Extract each line where the string "água" shows up.

━━━ Input

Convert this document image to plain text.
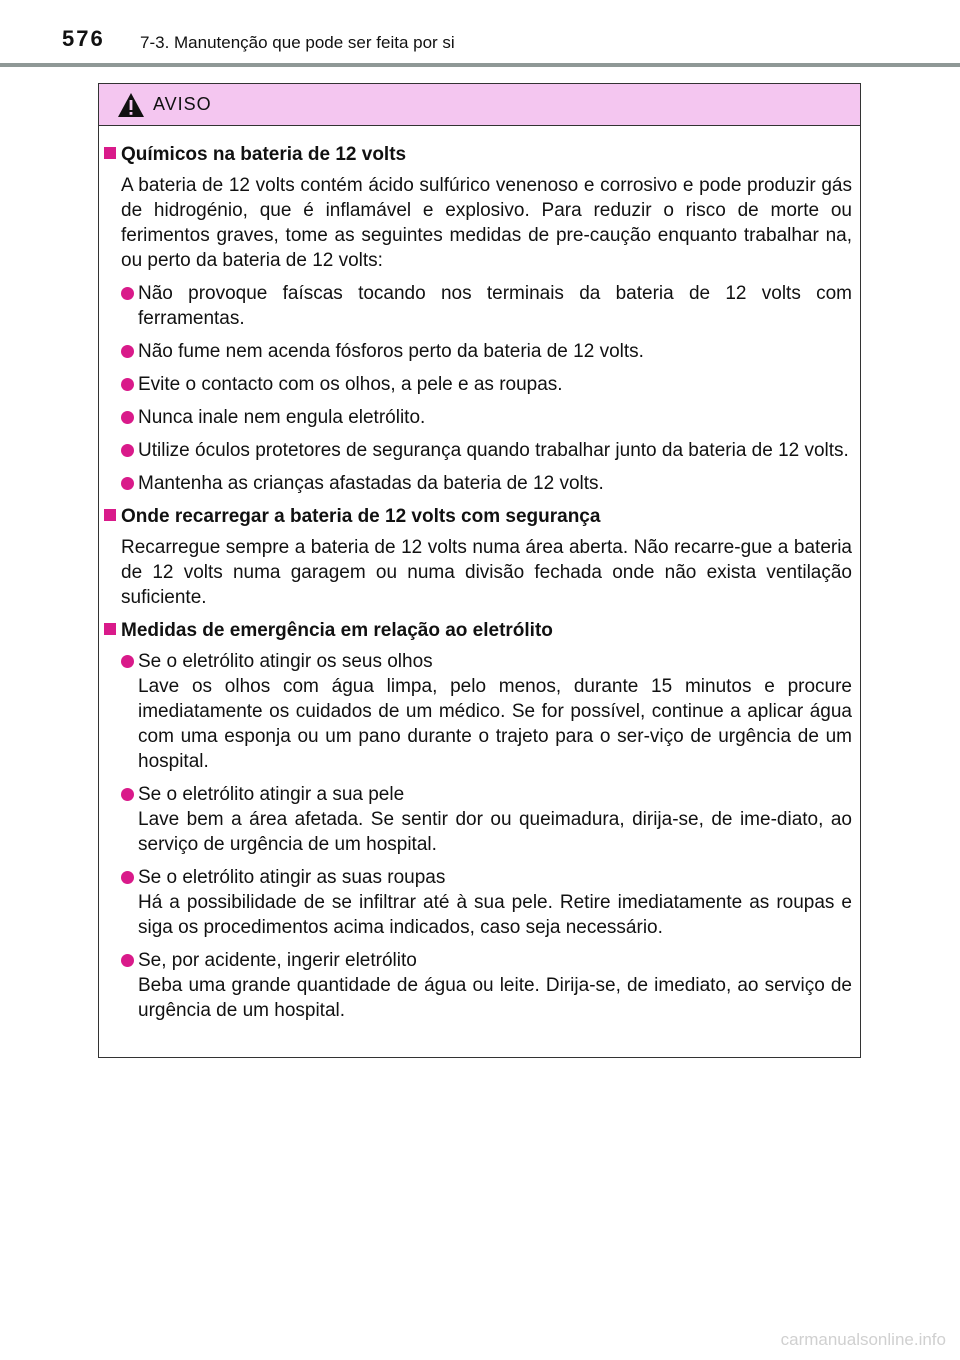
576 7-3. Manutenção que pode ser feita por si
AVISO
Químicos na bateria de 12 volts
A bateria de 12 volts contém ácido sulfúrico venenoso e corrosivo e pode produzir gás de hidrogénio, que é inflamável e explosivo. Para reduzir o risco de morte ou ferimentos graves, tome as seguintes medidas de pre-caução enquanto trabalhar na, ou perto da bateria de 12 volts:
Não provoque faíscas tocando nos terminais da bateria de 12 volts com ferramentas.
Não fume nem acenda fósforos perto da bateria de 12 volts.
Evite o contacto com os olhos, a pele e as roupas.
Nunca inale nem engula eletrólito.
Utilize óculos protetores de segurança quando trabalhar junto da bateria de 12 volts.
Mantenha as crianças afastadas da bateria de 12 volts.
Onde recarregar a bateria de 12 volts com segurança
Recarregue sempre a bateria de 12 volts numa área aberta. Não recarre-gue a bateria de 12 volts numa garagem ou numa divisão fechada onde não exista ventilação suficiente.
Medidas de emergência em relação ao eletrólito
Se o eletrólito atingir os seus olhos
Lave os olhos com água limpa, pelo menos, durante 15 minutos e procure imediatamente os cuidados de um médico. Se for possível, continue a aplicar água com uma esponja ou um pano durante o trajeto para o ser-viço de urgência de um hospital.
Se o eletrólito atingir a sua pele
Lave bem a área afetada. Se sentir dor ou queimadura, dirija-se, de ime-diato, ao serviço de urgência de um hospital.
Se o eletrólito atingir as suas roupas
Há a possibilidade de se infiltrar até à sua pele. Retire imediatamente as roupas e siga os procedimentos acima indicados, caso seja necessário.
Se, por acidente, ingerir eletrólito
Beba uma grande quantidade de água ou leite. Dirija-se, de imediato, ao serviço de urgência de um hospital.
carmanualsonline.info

━━━━━━
━━━ Input

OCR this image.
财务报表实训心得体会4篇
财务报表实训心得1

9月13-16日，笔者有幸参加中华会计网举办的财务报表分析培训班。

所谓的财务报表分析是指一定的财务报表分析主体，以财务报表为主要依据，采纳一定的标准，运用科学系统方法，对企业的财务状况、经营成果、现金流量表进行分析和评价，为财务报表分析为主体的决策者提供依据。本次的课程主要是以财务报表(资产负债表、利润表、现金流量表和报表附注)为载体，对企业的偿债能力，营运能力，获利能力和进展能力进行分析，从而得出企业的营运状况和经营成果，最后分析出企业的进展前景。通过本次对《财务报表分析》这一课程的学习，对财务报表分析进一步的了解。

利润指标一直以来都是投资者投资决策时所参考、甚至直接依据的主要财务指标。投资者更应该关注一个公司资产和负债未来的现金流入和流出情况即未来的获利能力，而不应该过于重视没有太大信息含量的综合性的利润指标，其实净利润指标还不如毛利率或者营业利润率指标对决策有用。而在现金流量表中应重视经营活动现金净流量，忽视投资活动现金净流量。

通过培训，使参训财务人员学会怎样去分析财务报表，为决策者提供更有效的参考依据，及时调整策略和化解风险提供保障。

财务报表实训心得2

━━━━━━
━━━ Input

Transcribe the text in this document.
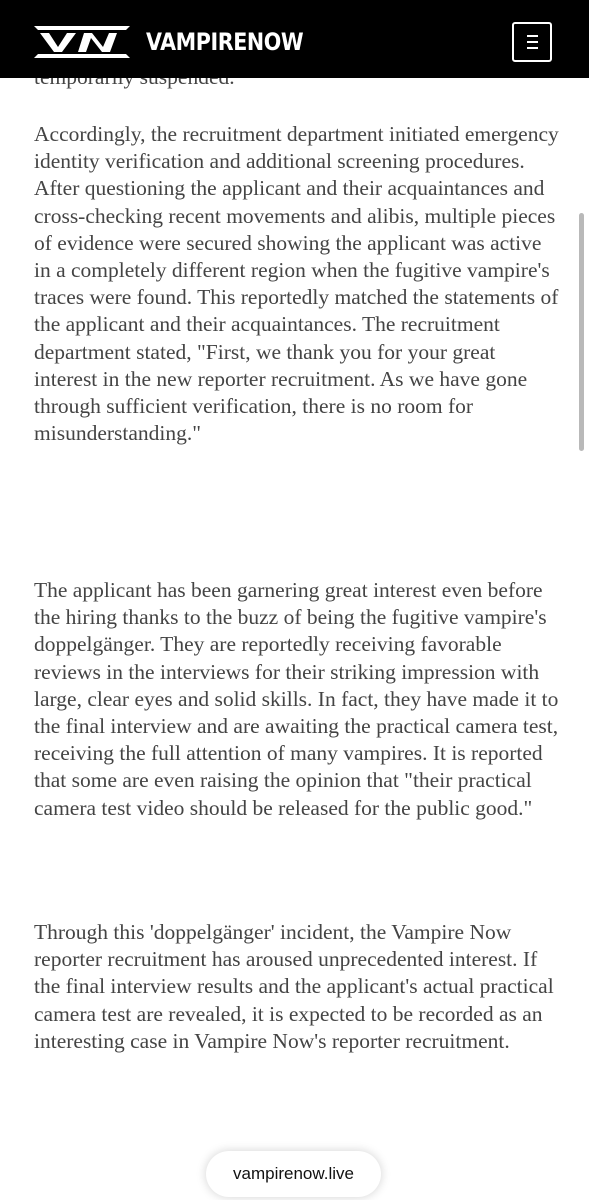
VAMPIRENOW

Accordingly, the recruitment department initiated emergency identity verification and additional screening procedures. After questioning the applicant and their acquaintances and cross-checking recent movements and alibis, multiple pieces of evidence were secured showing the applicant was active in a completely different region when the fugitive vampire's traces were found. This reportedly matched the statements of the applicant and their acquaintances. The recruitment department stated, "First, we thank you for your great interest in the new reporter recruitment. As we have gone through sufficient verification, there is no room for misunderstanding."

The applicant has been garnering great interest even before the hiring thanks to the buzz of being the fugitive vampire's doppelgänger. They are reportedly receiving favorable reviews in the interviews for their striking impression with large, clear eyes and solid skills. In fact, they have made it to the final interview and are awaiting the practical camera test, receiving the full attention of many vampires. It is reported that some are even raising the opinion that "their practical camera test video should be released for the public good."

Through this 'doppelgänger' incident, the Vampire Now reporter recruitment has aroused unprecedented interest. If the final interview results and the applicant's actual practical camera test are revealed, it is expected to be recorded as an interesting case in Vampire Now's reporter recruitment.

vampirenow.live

━━━━━━

Output
Lave os olhos com água limpa, pelo menos, durante 15 minutos e procure imediatamente os cuidados de um médico. Se for possível, continue a aplicar água com uma esponja ou um pano durante o trajeto para o ser-viço de urgência de um hospital.
Beba uma grande quantidade de água ou leite. Dirija-se, de imediato, ao serviço de urgência de um hospital.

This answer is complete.